--- TEXT PASSAGE Enclosed Below ---

Owing to his clinical and biochemical presentation and the presence of severe stage 3 acute kidney injury (AKI) with reduced urine output, he required urgent hemodialysis. The hematology team was consulted, and plasma exchange (PE) treatment was recommended. Daily monitoring of complete blood count (CBC), hemolysis panel, and schistocytes count in peripheral blood smear was performed. All parameters of hemolytic anemia significantly improved, and platelet count recovered following the first session of PE. The patient underwent daily PE sessions with fresh frozen plasma in a 1:1 ratio for the first three days and then every other day for a total of 14 sessions, after which he was successfully weaned off PE sessions. However, the patient’s kidney function failed to recover, and he remained hemodialysis-dependent at the time of discharge from the hospital.
Case 2
A 40-year-old male, generally fit and well, presented to the ED with progressive dyspnea and bilateral peri-orbital puffiness, occurring seven days following first dose of ChAdOx1-SARS-COV-2 vaccine.

--- End of Enclosed TEXT PASSAGE ---
--- INPUT DATA Enclosed Below ---

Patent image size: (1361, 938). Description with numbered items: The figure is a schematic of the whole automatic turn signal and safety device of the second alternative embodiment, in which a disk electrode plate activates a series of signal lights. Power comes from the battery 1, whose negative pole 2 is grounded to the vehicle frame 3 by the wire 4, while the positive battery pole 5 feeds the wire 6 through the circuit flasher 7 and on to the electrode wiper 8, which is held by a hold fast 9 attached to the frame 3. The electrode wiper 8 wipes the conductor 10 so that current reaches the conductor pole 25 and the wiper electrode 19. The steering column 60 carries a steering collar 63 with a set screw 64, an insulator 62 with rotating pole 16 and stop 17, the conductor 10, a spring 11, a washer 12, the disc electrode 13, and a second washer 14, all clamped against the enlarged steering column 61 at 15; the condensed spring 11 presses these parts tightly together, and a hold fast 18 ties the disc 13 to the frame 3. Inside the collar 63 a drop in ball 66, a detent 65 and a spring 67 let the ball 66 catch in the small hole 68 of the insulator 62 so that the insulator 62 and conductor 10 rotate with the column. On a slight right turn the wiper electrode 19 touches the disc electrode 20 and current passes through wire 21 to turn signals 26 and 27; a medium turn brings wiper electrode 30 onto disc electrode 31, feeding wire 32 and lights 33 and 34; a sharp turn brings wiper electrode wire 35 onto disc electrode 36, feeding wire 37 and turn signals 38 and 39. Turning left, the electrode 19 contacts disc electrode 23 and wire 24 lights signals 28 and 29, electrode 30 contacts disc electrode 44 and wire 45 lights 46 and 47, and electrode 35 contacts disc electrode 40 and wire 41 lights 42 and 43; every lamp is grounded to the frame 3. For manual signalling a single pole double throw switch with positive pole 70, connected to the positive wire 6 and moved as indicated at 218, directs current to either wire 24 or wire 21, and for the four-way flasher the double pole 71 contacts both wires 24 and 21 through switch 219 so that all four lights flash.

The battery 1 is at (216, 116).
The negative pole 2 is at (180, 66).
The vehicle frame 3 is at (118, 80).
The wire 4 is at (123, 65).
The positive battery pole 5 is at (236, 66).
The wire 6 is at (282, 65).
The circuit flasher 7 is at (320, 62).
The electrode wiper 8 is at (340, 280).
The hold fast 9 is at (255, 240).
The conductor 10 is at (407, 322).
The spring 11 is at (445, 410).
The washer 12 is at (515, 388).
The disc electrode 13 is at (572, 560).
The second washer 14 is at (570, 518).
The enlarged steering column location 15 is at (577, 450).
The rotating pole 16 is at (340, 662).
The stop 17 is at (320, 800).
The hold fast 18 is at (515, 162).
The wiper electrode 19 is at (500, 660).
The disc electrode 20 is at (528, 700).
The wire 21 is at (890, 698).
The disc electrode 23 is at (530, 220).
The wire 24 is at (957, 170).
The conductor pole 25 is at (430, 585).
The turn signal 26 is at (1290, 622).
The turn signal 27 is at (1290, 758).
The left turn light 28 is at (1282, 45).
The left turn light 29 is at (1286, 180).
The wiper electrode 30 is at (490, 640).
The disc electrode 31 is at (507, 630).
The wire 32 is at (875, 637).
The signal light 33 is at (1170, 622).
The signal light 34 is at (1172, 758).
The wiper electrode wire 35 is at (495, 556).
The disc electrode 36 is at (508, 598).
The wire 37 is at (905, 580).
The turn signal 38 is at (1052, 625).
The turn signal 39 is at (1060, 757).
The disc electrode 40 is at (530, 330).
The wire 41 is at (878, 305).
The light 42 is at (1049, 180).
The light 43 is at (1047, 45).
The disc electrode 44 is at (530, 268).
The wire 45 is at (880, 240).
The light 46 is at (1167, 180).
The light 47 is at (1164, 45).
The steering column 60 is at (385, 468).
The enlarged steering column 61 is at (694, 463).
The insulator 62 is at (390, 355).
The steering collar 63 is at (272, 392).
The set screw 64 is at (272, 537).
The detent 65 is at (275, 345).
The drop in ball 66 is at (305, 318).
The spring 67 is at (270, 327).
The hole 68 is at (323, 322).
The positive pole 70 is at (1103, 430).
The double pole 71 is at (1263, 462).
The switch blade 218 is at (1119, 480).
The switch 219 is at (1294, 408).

--- End of Enclosed INPUT DATA ---

| WHAT YOU ARE ASKED TO DO |
According to the case report above, how many plasma exchange sessions did the first patient receive in total?

| SOLUTION TO THE EXERCISE |
14 sessions.